# WRITTEN INSTRUCTION:
Set down the material once more, exactly as it appears.

# MATERIALS PROVIDED:

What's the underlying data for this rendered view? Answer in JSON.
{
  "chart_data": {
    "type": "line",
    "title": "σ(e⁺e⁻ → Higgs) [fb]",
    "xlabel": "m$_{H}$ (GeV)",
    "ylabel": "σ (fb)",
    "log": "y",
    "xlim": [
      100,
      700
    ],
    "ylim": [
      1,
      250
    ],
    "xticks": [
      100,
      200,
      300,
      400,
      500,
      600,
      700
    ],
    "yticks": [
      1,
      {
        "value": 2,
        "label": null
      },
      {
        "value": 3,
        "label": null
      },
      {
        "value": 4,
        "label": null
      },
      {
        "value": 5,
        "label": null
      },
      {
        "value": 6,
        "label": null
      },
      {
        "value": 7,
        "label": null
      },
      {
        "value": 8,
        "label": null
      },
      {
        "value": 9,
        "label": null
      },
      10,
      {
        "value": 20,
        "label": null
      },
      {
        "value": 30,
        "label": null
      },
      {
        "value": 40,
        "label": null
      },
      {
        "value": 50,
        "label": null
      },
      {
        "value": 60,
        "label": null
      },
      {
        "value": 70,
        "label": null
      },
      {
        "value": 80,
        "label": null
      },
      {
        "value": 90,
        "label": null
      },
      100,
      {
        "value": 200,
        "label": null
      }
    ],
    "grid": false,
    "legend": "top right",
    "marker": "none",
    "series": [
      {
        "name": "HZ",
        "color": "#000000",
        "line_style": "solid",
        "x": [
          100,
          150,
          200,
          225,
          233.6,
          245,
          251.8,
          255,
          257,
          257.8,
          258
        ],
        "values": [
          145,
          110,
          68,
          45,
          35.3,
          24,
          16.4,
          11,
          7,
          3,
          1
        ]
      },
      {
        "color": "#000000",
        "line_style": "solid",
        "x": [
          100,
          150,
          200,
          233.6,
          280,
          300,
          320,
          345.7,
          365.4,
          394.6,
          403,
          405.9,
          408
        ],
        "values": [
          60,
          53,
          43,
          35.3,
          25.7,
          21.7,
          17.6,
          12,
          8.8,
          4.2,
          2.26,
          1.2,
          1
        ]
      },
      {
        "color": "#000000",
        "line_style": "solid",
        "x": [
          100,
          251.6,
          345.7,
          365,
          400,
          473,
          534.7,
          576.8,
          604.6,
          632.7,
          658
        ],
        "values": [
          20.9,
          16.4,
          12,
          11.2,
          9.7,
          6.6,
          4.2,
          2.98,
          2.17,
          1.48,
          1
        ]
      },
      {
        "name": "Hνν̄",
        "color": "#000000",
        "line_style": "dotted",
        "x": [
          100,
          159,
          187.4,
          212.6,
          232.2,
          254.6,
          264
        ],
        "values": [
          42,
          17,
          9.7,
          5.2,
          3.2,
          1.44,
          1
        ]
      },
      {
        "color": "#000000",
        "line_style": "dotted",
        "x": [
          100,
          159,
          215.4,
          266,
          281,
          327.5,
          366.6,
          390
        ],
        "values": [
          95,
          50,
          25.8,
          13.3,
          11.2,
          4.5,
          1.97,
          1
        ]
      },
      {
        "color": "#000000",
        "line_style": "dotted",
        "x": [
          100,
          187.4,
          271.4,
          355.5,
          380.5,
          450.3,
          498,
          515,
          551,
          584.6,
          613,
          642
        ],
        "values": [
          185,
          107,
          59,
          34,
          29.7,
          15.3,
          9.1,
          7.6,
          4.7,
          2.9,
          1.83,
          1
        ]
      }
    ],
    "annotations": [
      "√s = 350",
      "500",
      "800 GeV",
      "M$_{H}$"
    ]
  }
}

# TASK OUTPUT:
What's the underlying data for this rendered view? Answer in JSON.
{
  "chart_data": {
    "type": "line",
    "title": "σ(e⁺e⁻ → Higgs) [fb]",
    "xlabel": "m$_{H}$ (GeV)",
    "ylabel": "σ (fb)",
    "log": "y",
    "xlim": [
      100,
      700
    ],
    "ylim": [
      1,
      250
    ],
    "xticks": [
      100,
      200,
      300,
      400,
      500,
      600,
      700
    ],
    "yticks": [
      1,
      {
        "value": 2,
        "label": null
      },
      {
        "value": 3,
        "label": null
      },
      {
        "value": 4,
        "label": null
      },
      {
        "value": 5,
        "label": null
      },
      {
        "value": 6,
        "label": null
      },
      {
        "value": 7,
        "label": null
      },
      {
        "value": 8,
        "label": null
      },
      {
        "value": 9,
        "label": null
      },
      10,
      {
        "value": 20,
        "label": null
      },
      {
        "value": 30,
        "label": null
      },
      {
        "value": 40,
        "label": null
      },
      {
        "value": 50,
        "label": null
      },
      {
        "value": 60,
        "label": null
      },
      {
        "value": 70,
        "label": null
      },
      {
        "value": 80,
        "label": null
      },
      {
        "value": 90,
        "label": null
      },
      100,
      {
        "value": 200,
        "label": null
      }
    ],
    "grid": false,
    "legend": "top right",
    "marker": "none",
    "series": [
      {
        "name": "HZ",
        "color": "#000000",
        "line_style": "solid",
        "x": [
          100,
          150,
          200,
          225,
          233.6,
          245,
          251.8,
          255,
          257,
          257.8,
          258
        ],
        "values": [
          145,
          110,
          68,
          45,
          35.3,
          24,
          16.4,
          11,
          7,
          3,
          1
        ]
      },
      {
        "color": "#000000",
        "line_style": "solid",
        "x": [
          100,
          150,
          200,
          233.6,
          280,
          300,
          320,
          345.7,
          365.4,
          394.6,
          403,
          405.9,
          408
        ],
        "values": [
          60,
          53,
          43,
          35.3,
          25.7,
          21.7,
          17.6,
          12,
          8.8,
          4.2,
          2.26,
          1.2,
          1
        ]
      },
      {
        "color": "#000000",
        "line_style": "solid",
        "x": [
          100,
          251.6,
          345.7,
          365,
          400,
          473,
          534.7,
          576.8,
          604.6,
          632.7,
          658
        ],
        "values": [
          20.9,
          16.4,
          12,
          11.2,
          9.7,
          6.6,
          4.2,
          2.98,
          2.17,
          1.48,
          1
        ]
      },
      {
        "name": "Hνν̄",
        "color": "#000000",
        "line_style": "dotted",
        "x": [
          100,
          159,
          187.4,
          212.6,
          232.2,
          254.6,
          264
        ],
        "values": [
          42,
          17,
          9.7,
          5.2,
          3.2,
          1.44,
          1
        ]
      },
      {
        "color": "#000000",
        "line_style": "dotted",
        "x": [
          100,
          159,
          215.4,
          266,
          281,
          327.5,
          366.6,
          390
        ],
        "values": [
          95,
          50,
          25.8,
          13.3,
          11.2,
          4.5,
          1.97,
          1
        ]
      },
      {
        "color": "#000000",
        "line_style": "dotted",
        "x": [
          100,
          187.4,
          271.4,
          355.5,
          380.5,
          450.3,
          498,
          515,
          551,
          584.6,
          613,
          642
        ],
        "values": [
          185,
          107,
          59,
          34,
          29.7,
          15.3,
          9.1,
          7.6,
          4.7,
          2.9,
          1.83,
          1
        ]
      }
    ],
    "annotations": [
      "√s = 350",
      "500",
      "800 GeV",
      "M$_{H}$"
    ]
  }
}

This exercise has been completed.